Saved entries:
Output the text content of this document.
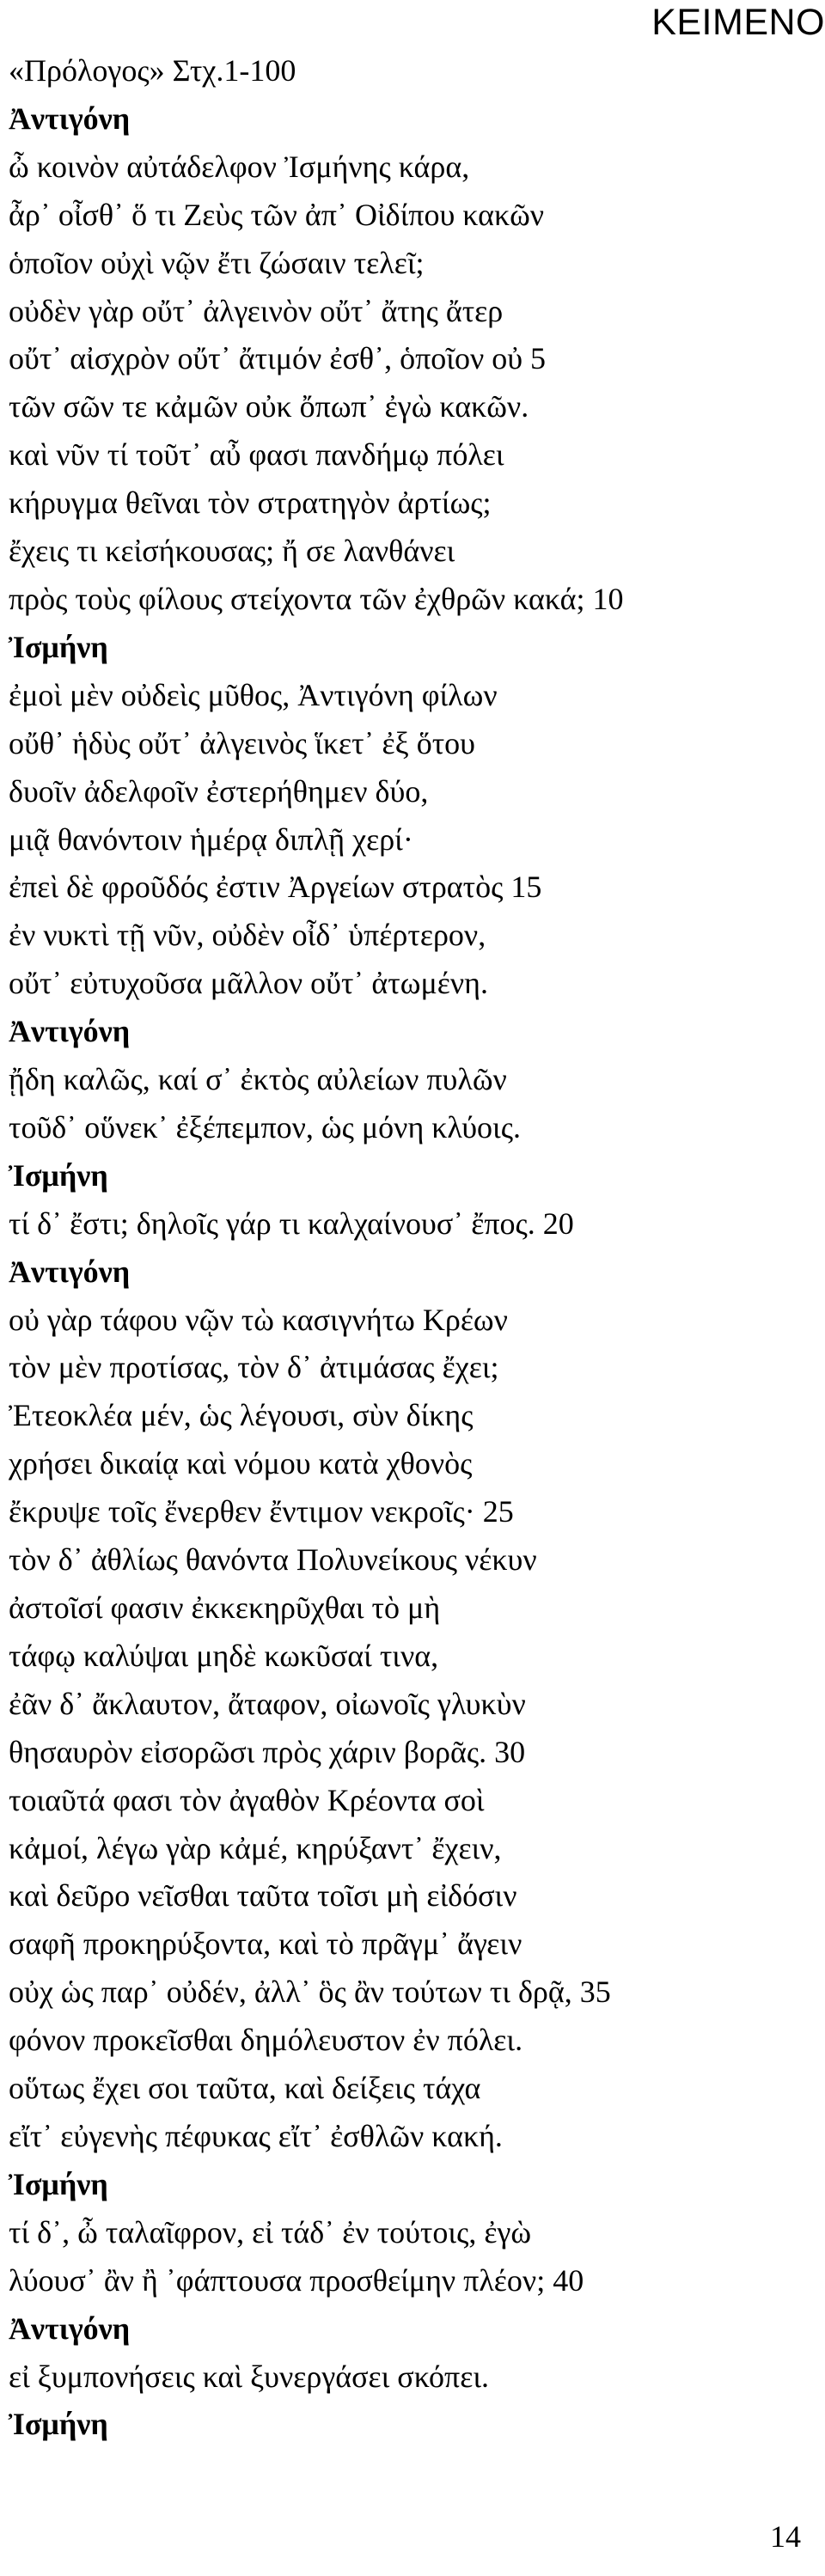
ΚΕΙΜΕΝΟ
«Πρόλογος» Στχ.1-100
Ἀντιγόνη
ὦ κοινὸν αὐτάδελφον Ἰσμήνης κάρα,
ἆρ᾽ οἶσθ᾽ ὅ τι Ζεὺς τῶν ἀπ᾽ Οἰδίπου κακῶν
ὁποῖον οὐχὶ νῷν ἔτι ζώσαιν τελεῖ;
οὐδὲν γὰρ οὔτ᾽ ἀλγεινὸν οὔτ᾽ ἄτης ἄτερ
οὔτ᾽ αἰσχρὸν οὔτ᾽ ἄτιμόν ἐσθ᾽, ὁποῖον οὐ 5
τῶν σῶν τε κἀμῶν οὐκ ὄπωπ᾽ ἐγὼ κακῶν.
καὶ νῦν τί τοῦτ᾽ αὖ φασι πανδήμῳ πόλει
κήρυγμα θεῖναι τὸν στρατηγὸν ἀρτίως;
ἔχεις τι κεἰσήκουσας; ἤ σε λανθάνει
πρὸς τοὺς φίλους στείχοντα τῶν ἐχθρῶν κακά; 10
Ἰσμήνη
ἐμοὶ μὲν οὐδεὶς μῦθος, Ἀντιγόνη φίλων
οὔθ᾽ ἡδὺς οὔτ᾽ ἀλγεινὸς ἵκετ᾽ ἐξ ὅτου
δυοῖν ἀδελφοῖν ἐστερήθημεν δύο,
μιᾷ θανόντοιν ἡμέρᾳ διπλῇ χερί·
ἐπεὶ δὲ φροῦδός ἐστιν Ἀργείων στρατὸς 15
ἐν νυκτὶ τῇ νῦν, οὐδὲν οἶδ᾽ ὑπέρτερον,
οὔτ᾽ εὐτυχοῦσα μᾶλλον οὔτ᾽ ἀτωμένη.
Ἀντιγόνη
ᾔδη καλῶς, καί σ᾽ ἐκτὸς αὐλείων πυλῶν
τοῦδ᾽ οὕνεκ᾽ ἐξέπεμπον, ὡς μόνη κλύοις.
Ἰσμήνη
τί δ᾽ ἔστι; δηλοῖς γάρ τι καλχαίνουσ᾽ ἔπος. 20
Ἀντιγόνη
οὐ γὰρ τάφου νῷν τὼ κασιγνήτω Κρέων
τὸν μὲν προτίσας, τὸν δ᾽ ἀτιμάσας ἔχει;
Ἐτεοκλέα μέν, ὡς λέγουσι, σὺν δίκης
χρήσει δικαίᾳ καὶ νόμου κατὰ χθονὸς
ἔκρυψε τοῖς ἔνερθεν ἔντιμον νεκροῖς· 25
τὸν δ᾽ ἀθλίως θανόντα Πολυνείκους νέκυν
ἀστοῖσί φασιν ἐκκεκηρῦχθαι τὸ μὴ
τάφῳ καλύψαι μηδὲ κωκῦσαί τινα,
ἐᾶν δ᾽ ἄκλαυτον, ἄταφον, οἰωνοῖς γλυκὺν
θησαυρὸν εἰσορῶσι πρὸς χάριν βορᾶς. 30
τοιαῦτά φασι τὸν ἀγαθὸν Κρέοντα σοὶ
κἀμοί, λέγω γὰρ κἀμέ, κηρύξαντ᾽ ἔχειν,
καὶ δεῦρο νεῖσθαι ταῦτα τοῖσι μὴ εἰδόσιν
σαφῆ προκηρύξοντα, καὶ τὸ πρᾶγμ᾽ ἄγειν
οὐχ ὡς παρ᾽ οὐδέν, ἀλλ᾽ ὃς ἂν τούτων τι δρᾷ, 35
φόνον προκεῖσθαι δημόλευστον ἐν πόλει.
οὕτως ἔχει σοι ταῦτα, καὶ δείξεις τάχα
εἴτ᾽ εὐγενὴς πέφυκας εἴτ᾽ ἐσθλῶν κακή.
Ἰσμήνη
τί δ᾽, ὦ ταλαῖφρον, εἰ τάδ᾽ ἐν τούτοις, ἐγὼ
λύουσ᾽ ἂν ἢ ᾽φάπτουσα προσθείμην πλέον; 40
Ἀντιγόνη
εἰ ξυμπονήσεις καὶ ξυνεργάσει σκόπει.
Ἰσμήνη
14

◆ GOAL OF THE EXERCISE: The listing above needs to be output again exactly. Don't include the pictures.

◆ RESULT OF THIS EXERCISE:
Output the text content of this document.
ΚΕΙΜΕΝΟ
«Πρόλογος» Στχ.1-100
Ἀντιγόνη
ὦ κοινὸν αὐτάδελφον Ἰσμήνης κάρα,
ἆρ᾽ οἶσθ᾽ ὅ τι Ζεὺς τῶν ἀπ᾽ Οἰδίπου κακῶν
ὁποῖον οὐχὶ νῷν ἔτι ζώσαιν τελεῖ;
οὐδὲν γὰρ οὔτ᾽ ἀλγεινὸν οὔτ᾽ ἄτης ἄτερ
οὔτ᾽ αἰσχρὸν οὔτ᾽ ἄτιμόν ἐσθ᾽, ὁποῖον οὐ 5
τῶν σῶν τε κἀμῶν οὐκ ὄπωπ᾽ ἐγὼ κακῶν.
καὶ νῦν τί τοῦτ᾽ αὖ φασι πανδήμῳ πόλει
κήρυγμα θεῖναι τὸν στρατηγὸν ἀρτίως;
ἔχεις τι κεἰσήκουσας; ἤ σε λανθάνει
πρὸς τοὺς φίλους στείχοντα τῶν ἐχθρῶν κακά; 10
Ἰσμήνη
ἐμοὶ μὲν οὐδεὶς μῦθος, Ἀντιγόνη φίλων
οὔθ᾽ ἡδὺς οὔτ᾽ ἀλγεινὸς ἵκετ᾽ ἐξ ὅτου
δυοῖν ἀδελφοῖν ἐστερήθημεν δύο,
μιᾷ θανόντοιν ἡμέρᾳ διπλῇ χερί·
ἐπεὶ δὲ φροῦδός ἐστιν Ἀργείων στρατὸς 15
ἐν νυκτὶ τῇ νῦν, οὐδὲν οἶδ᾽ ὑπέρτερον,
οὔτ᾽ εὐτυχοῦσα μᾶλλον οὔτ᾽ ἀτωμένη.
Ἀντιγόνη
ᾔδη καλῶς, καί σ᾽ ἐκτὸς αὐλείων πυλῶν
τοῦδ᾽ οὕνεκ᾽ ἐξέπεμπον, ὡς μόνη κλύοις.
Ἰσμήνη
τί δ᾽ ἔστι; δηλοῖς γάρ τι καλχαίνουσ᾽ ἔπος. 20
Ἀντιγόνη
οὐ γὰρ τάφου νῷν τὼ κασιγνήτω Κρέων
τὸν μὲν προτίσας, τὸν δ᾽ ἀτιμάσας ἔχει;
Ἐτεοκλέα μέν, ὡς λέγουσι, σὺν δίκης
χρήσει δικαίᾳ καὶ νόμου κατὰ χθονὸς
ἔκρυψε τοῖς ἔνερθεν ἔντιμον νεκροῖς· 25
τὸν δ᾽ ἀθλίως θανόντα Πολυνείκους νέκυν
ἀστοῖσί φασιν ἐκκεκηρῦχθαι τὸ μὴ
τάφῳ καλύψαι μηδὲ κωκῦσαί τινα,
ἐᾶν δ᾽ ἄκλαυτον, ἄταφον, οἰωνοῖς γλυκὺν
θησαυρὸν εἰσορῶσι πρὸς χάριν βορᾶς. 30
τοιαῦτά φασι τὸν ἀγαθὸν Κρέοντα σοὶ
κἀμοί, λέγω γὰρ κἀμέ, κηρύξαντ᾽ ἔχειν,
καὶ δεῦρο νεῖσθαι ταῦτα τοῖσι μὴ εἰδόσιν
σαφῆ προκηρύξοντα, καὶ τὸ πρᾶγμ᾽ ἄγειν
οὐχ ὡς παρ᾽ οὐδέν, ἀλλ᾽ ὃς ἂν τούτων τι δρᾷ, 35
φόνον προκεῖσθαι δημόλευστον ἐν πόλει.
οὕτως ἔχει σοι ταῦτα, καὶ δείξεις τάχα
εἴτ᾽ εὐγενὴς πέφυκας εἴτ᾽ ἐσθλῶν κακή.
Ἰσμήνη
τί δ᾽, ὦ ταλαῖφρον, εἰ τάδ᾽ ἐν τούτοις, ἐγὼ
λύουσ᾽ ἂν ἢ ᾽φάπτουσα προσθείμην πλέον; 40
Ἀντιγόνη
εἰ ξυμπονήσεις καὶ ξυνεργάσει σκόπει.
Ἰσμήνη
14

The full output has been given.